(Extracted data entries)
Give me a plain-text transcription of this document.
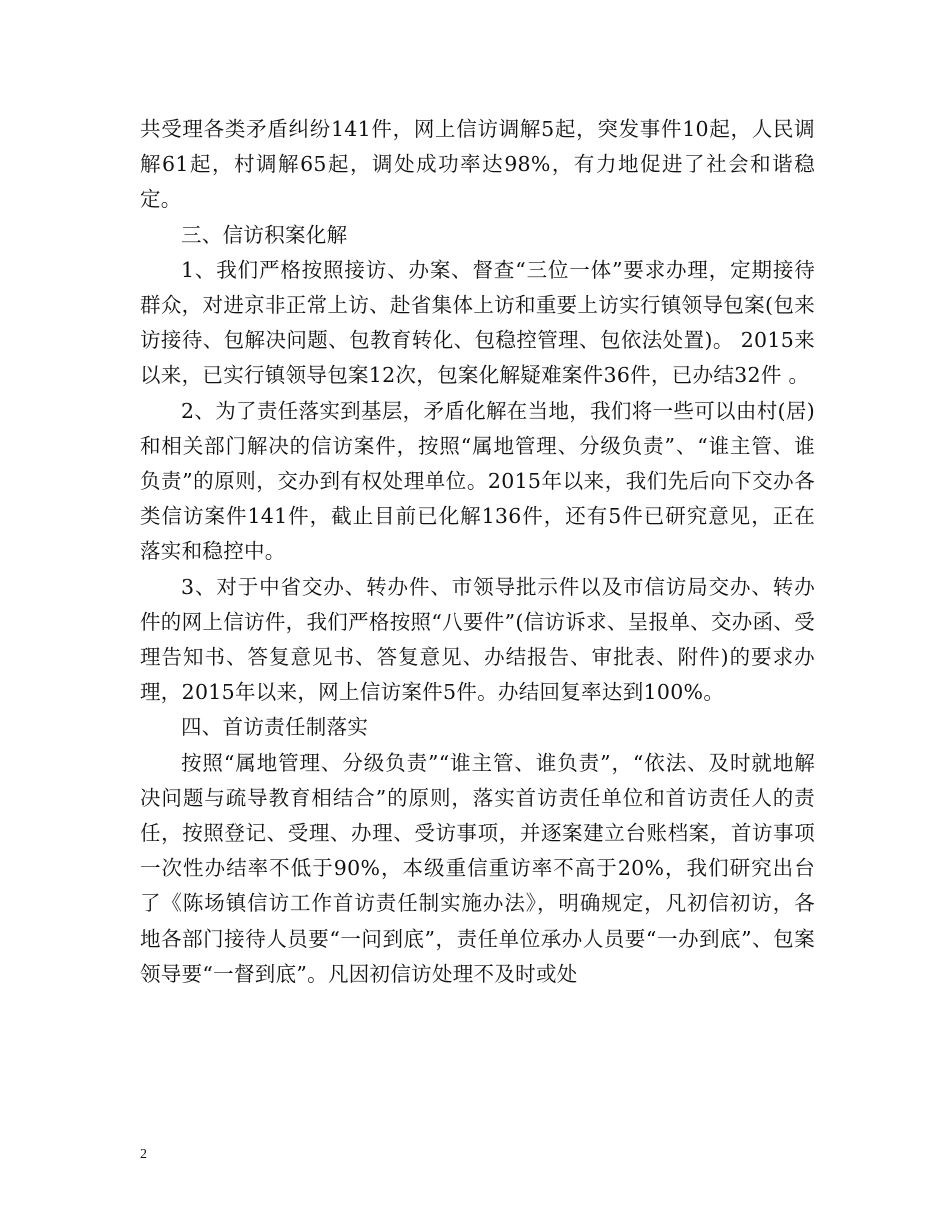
共受理各类矛盾纠纷141件，网上信访调解5起，突发事件10起，人民调解61起，村调解65起，调处成功率达98%，有力地促进了社会和谐稳定。

三、信访积案化解

1、我们严格按照接访、办案、督查“三位一体”要求办理，定期接待群众，对进京非正常上访、赴省集体上访和重要上访实行镇领导包案(包来访接待、包解决问题、包教育转化、包稳控管理、包依法处置)。 2015来以来，已实行镇领导包案12次，包案化解疑难案件36件，已办结32件 。

2、为了责任落实到基层，矛盾化解在当地，我们将一些可以由村(居)和相关部门解决的信访案件，按照“属地管理、分级负责”、“谁主管、谁负责”的原则，交办到有权处理单位。2015年以来，我们先后向下交办各类信访案件141件，截止目前已化解136件，还有5件已研究意见，正在落实和稳控中。

3、对于中省交办、转办件、市领导批示件以及市信访局交办、转办件的网上信访件，我们严格按照“八要件”(信访诉求、呈报单、交办函、受理告知书、答复意见书、答复意见、办结报告、审批表、附件)的要求办理，2015年以来，网上信访案件5件。办结回复率达到100%。

四、首访责任制落实

按照“属地管理、分级负责”“谁主管、谁负责”，“依法、及时就地解决问题与疏导教育相结合”的原则，落实首访责任单位和首访责任人的责任，按照登记、受理、办理、受访事项，并逐案建立台账档案，首访事项一次性办结率不低于90%，本级重信重访率不高于20%，我们研究出台了《陈场镇信访工作首访责任制实施办法》，明确规定，凡初信初访，各地各部门接待人员要“一问到底”，责任单位承办人员要“一办到底”、包案领导要“一督到底”。凡因初信访处理不及时或处

2
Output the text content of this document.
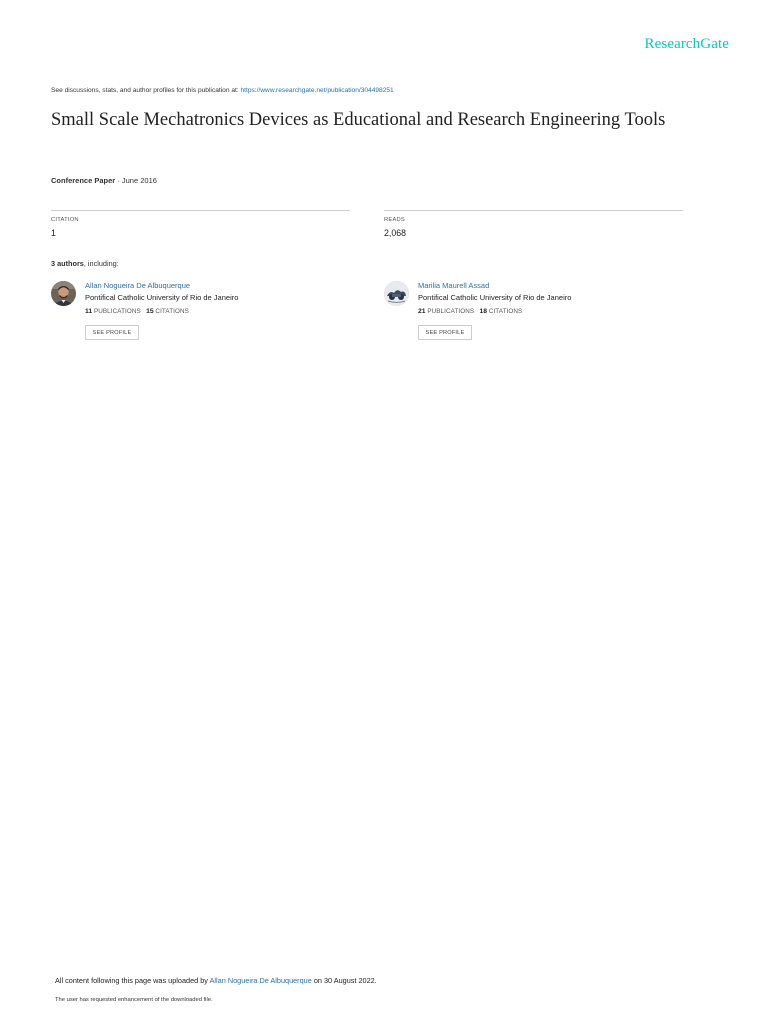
ResearchGate
See discussions, stats, and author profiles for this publication at: https://www.researchgate.net/publication/304498251
Small Scale Mechatronics Devices as Educational and Research Engineering Tools
Conference Paper · June 2016
CITATION
1
READS
2,068
3 authors, including:
Allan Nogueira De Albuquerque
Pontifical Catholic University of Rio de Janeiro
11 PUBLICATIONS 15 CITATIONS
SEE PROFILE
Marilia Maurell Assad
Pontifical Catholic University of Rio de Janeiro
21 PUBLICATIONS 18 CITATIONS
SEE PROFILE
All content following this page was uploaded by Allan Nogueira De Albuquerque on 30 August 2022.
The user has requested enhancement of the downloaded file.
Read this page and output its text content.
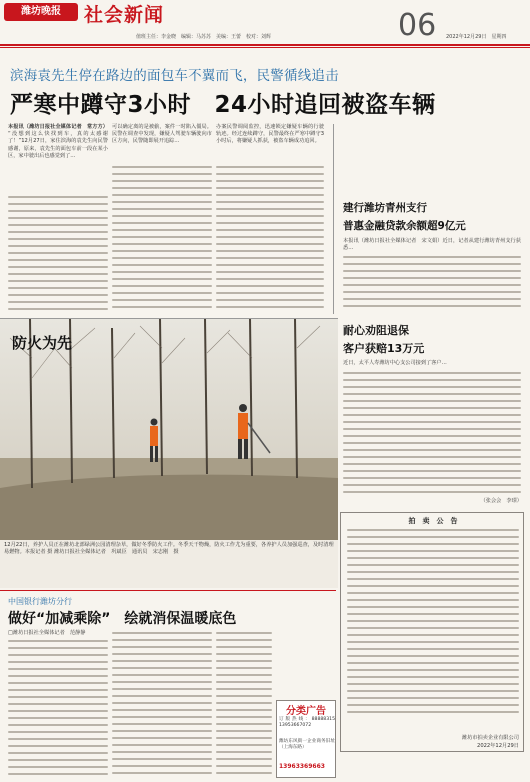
潍坊晚报	社会新闻
值班主任：李金晓　编辑：马苏苏　美编：王蕾　校对：刘辉	06 2022年12月29日　星期四
滨海袁先生停在路边的面包车不翼而飞，民警循线追击
严寒中蹲守3小时　24小时追回被盗车辆
本报讯（潍坊日报社全媒体记者　常方方） “没想到这么快找到车，真的太感谢了！”12月27日，家住滨海的袁先生向民警感谢，原来，袁先生的面包车前一段在某小区，家中驶出后也感觉到了…
可以确定离的是被偷，案件一时陷入僵局。民警在调查中发现，嫌疑人驾驶车辆驶向市区方向，民警随即展开追踪…
办案民警调阅监控，迅速锁定嫌疑车辆的行驶轨迹。经过连续蹲守，民警最终在严寒中蹲守3小时后，将嫌疑人抓获，被盗车辆成功追回。
建行潍坊青州支行
普惠金融贷款余额超9亿元
本报讯（潍坊日报社全媒体记者　宋文娟）近日，记者从建行潍坊青州支行获悉…
防火为先
耐心劝阻退保
客户获赔13万元
近日，太平人寿潍坊中心支公司接到了客户…
（张会会　李璟）
拍　卖　公　告
潍坊市拍卖企业有限公司
2022年12月29日
12月22日，养护人员正在潍坊北部绿洲公园清理杂草，做好冬季防火工作。冬季天干物燥，防火工作尤为重要，各养护人员加强巡查，及时清理易燃物。本报记者 摄 潍坊日报社全媒体记者　巩斌臣　通讯员　宋志刚　摄
中国银行潍坊分行
做好“加减乘除”　绘就消保温暖底色
□潍坊日报社全媒体记者　范静静
分类广告
订版热线：88888315　13953667072
潍坊东风街一企业商务旧址（上海东路）
13963369663
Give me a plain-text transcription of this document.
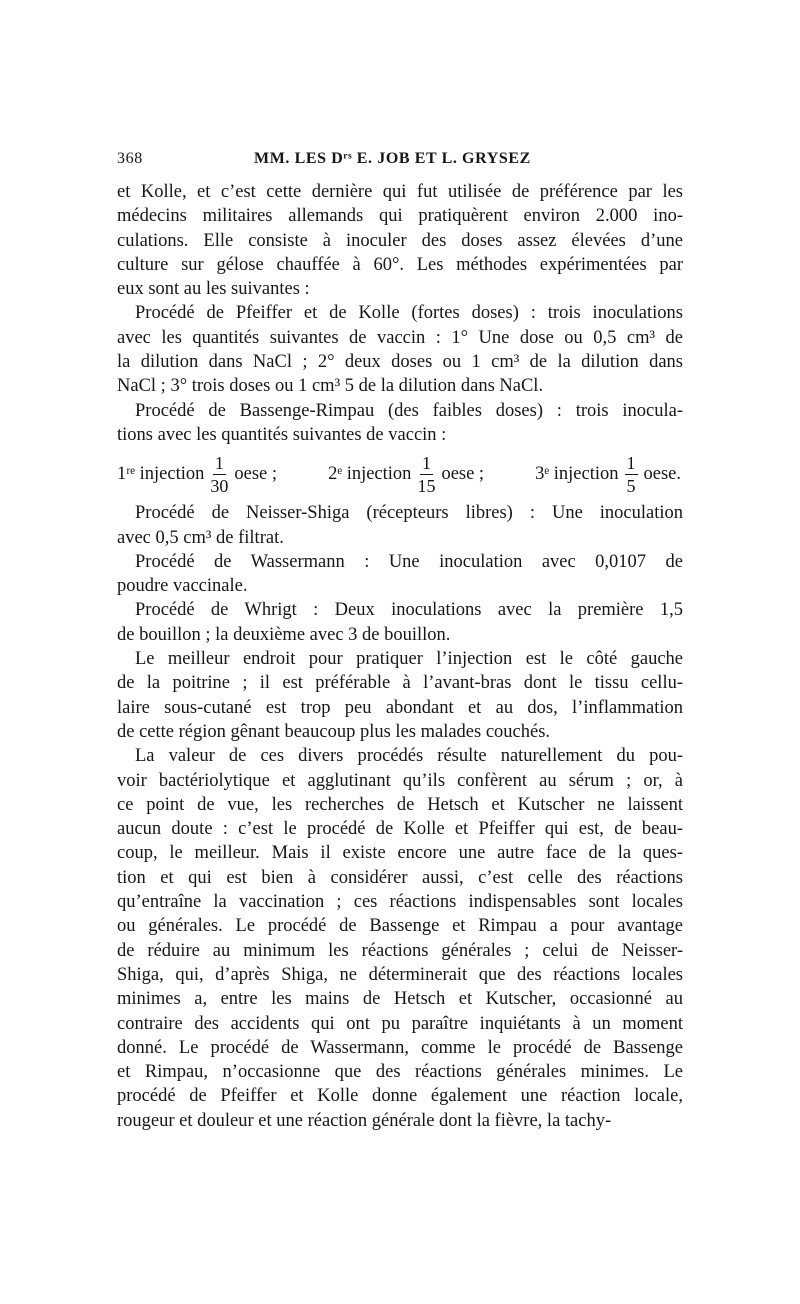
368	MM. LES Dʳˢ E. JOB ET L. GRYSEZ
et Kolle, et c’est cette dernière qui fut utilisée de préférence par les
médecins militaires allemands qui pratiquèrent environ 2.000 ino-
culations. Elle consiste à inoculer des doses assez élevées d’une
culture sur gélose chauffée à 60°. Les méthodes expérimentées par
eux sont au les suivantes :
Procédé de Pfeiffer et de Kolle (fortes doses) : trois inoculations
avec les quantités suivantes de vaccin : 1° Une dose ou 0,5 cm³ de
la dilution dans NaCl ; 2° deux doses ou 1 cm³ de la dilution dans
NaCl ; 3° trois doses ou 1 cm³ 5 de la dilution dans NaCl.
Procédé de Bassenge-Rimpau (des faibles doses) : trois inocula-
tions avec les quantités suivantes de vaccin :
1ʳᵉ injection $\frac{1}{30}$ oese ;	2ᵉ injection $\frac{1}{15}$ oese ;	3ᵉ injection $\frac{1}{5}$ oese.
Procédé de Neisser-Shiga (récepteurs libres) : Une inoculation
avec 0,5 cm³ de filtrat.
Procédé de Wassermann : Une inoculation avec 0,0107 de
poudre vaccinale.
Procédé de Whrigt : Deux inoculations avec la première 1,5
de bouillon ; la deuxième avec 3 de bouillon.
Le meilleur endroit pour pratiquer l’injection est le côté gauche
de la poitrine ; il est préférable à l’avant-bras dont le tissu cellu-
laire sous-cutané est trop peu abondant et au dos, l’inflammation
de cette région gênant beaucoup plus les malades couchés.
La valeur de ces divers procédés résulte naturellement du pou-
voir bactériolytique et agglutinant qu’ils confèrent au sérum ; or, à
ce point de vue, les recherches de Hetsch et Kutscher ne laissent
aucun doute : c’est le procédé de Kolle et Pfeiffer qui est, de beau-
coup, le meilleur. Mais il existe encore une autre face de la ques-
tion et qui est bien à considérer aussi, c’est celle des réactions
qu’entraîne la vaccination ; ces réactions indispensables sont locales
ou générales. Le procédé de Bassenge et Rimpau a pour avantage
de réduire au minimum les réactions générales ; celui de Neisser-
Shiga, qui, d’après Shiga, ne déterminerait que des réactions locales
minimes a, entre les mains de Hetsch et Kutscher, occasionné au
contraire des accidents qui ont pu paraître inquiétants à un moment
donné. Le procédé de Wassermann, comme le procédé de Bassenge
et Rimpau, n’occasionne que des réactions générales minimes. Le
procédé de Pfeiffer et Kolle donne également une réaction locale,
rougeur et douleur et une réaction générale dont la fièvre, la tachy-
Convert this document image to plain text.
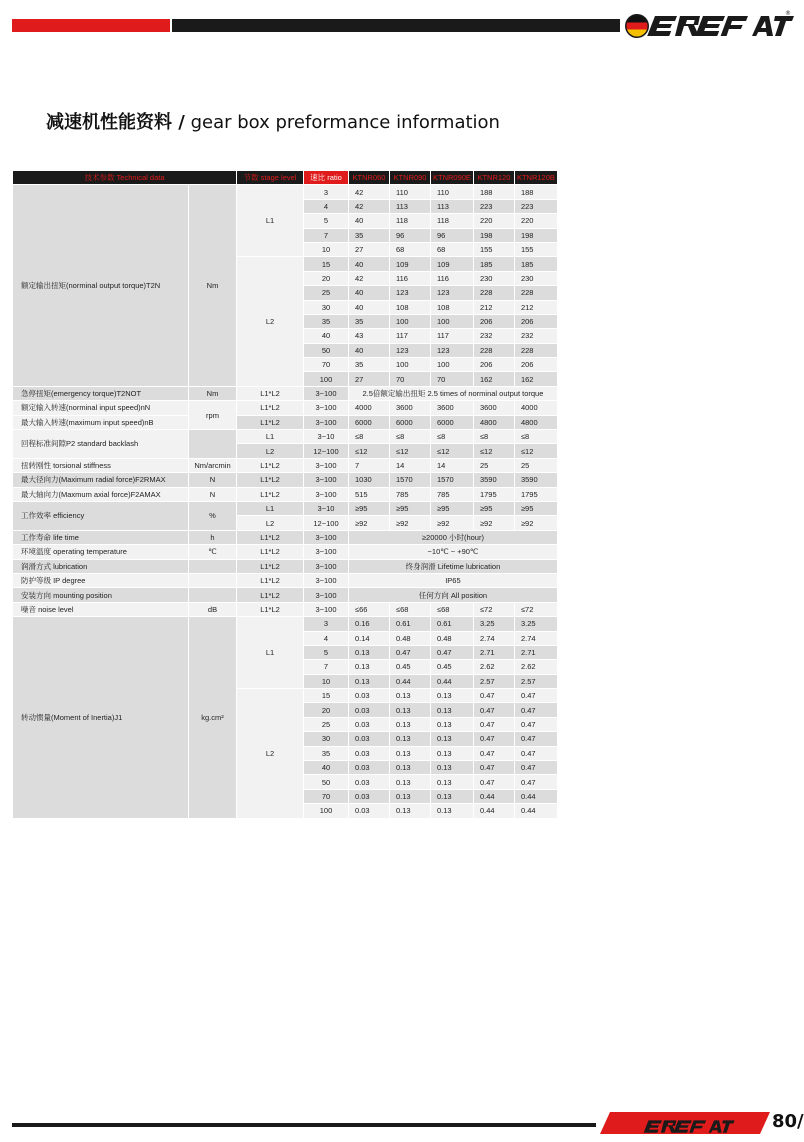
®
减速机性能资料 / gear box preformance information
技术参数 Technical data		节数 stage level	速比 ratio	KTNR060	KTNR090	KTNR090E	KTNR120	KTNR120B
额定输出扭矩(norminal output torque)T2N	Nm	L1	3	42	110	110	188	188
			4	42	113	113	223	223
			5	40	118	118	220	220
			7	35	96	96	198	198
			10	27	68	68	155	155
		L2	15	40	109	109	185	185
			20	42	116	116	230	230
			25	40	123	123	228	228
			30	40	108	108	212	212
			35	35	100	100	206	206
			40	43	117	117	232	232
			50	40	123	123	228	228
			70	35	100	100	206	206
			100	27	70	70	162	162
急停扭矩(emergency torque)T2NOT	Nm	L1*L2	3~100	2.5倍额定输出扭矩 2.5 times of norminal output torque				
额定输入转速(norminal input speed)nN	rpm	L1*L2	3~100	4000	3600	3600	3600	4000
最大输入转速(maximum input speed)nB		L1*L2	3~100	6000	6000	6000	4800	4800
回程标准间隙P2 standard backlash		L1	3~10	≤8	≤8	≤8	≤8	≤8
		L2	12~100	≤12	≤12	≤12	≤12	≤12
扭转刚性 torsional stiffness	Nm/arcmin	L1*L2	3~100	7	14	14	25	25
最大径向力(Maximum radial force)F2RMAX	N	L1*L2	3~100	1030	1570	1570	3590	3590
最大轴向力(Maxmum axial force)F2AMAX	N	L1*L2	3~100	515	785	785	1795	1795
工作效率 efficiency	%	L1	3~10	≥95	≥95	≥95	≥95	≥95
		L2	12~100	≥92	≥92	≥92	≥92	≥92
工作寿命 life time	h	L1*L2	3~100	≥20000 小时(hour)				
环境温度 operating temperature	℃	L1*L2	3~100	−10℃ ~ +90℃				
润滑方式 lubrication		L1*L2	3~100	终身润滑 Lifetime lubrication				
防护等级 IP degree		L1*L2	3~100	IP65				
安装方向 mounting position		L1*L2	3~100	任何方向 All position				
噪音 noise level	dB	L1*L2	3~100	≤66	≤68	≤68	≤72	≤72
转动惯量(Moment of Inertia)J1	kg.cm²	L1	3	0.16	0.61	0.61	3.25	3.25
			4	0.14	0.48	0.48	2.74	2.74
			5	0.13	0.47	0.47	2.71	2.71
			7	0.13	0.45	0.45	2.62	2.62
			10	0.13	0.44	0.44	2.57	2.57
		L2	15	0.03	0.13	0.13	0.47	0.47
			20	0.03	0.13	0.13	0.47	0.47
			25	0.03	0.13	0.13	0.47	0.47
			30	0.03	0.13	0.13	0.47	0.47
			35	0.03	0.13	0.13	0.47	0.47
			40	0.03	0.13	0.13	0.47	0.47
			50	0.03	0.13	0.13	0.47	0.47
			70	0.03	0.13	0.13	0.44	0.44
			100	0.03	0.13	0.13	0.44	0.44
80/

* EXERCISE OBJECTIVE
Above are some records. Count the lines among them with the word "Kutscher", and answer with the number only.

* TASK RESULT
2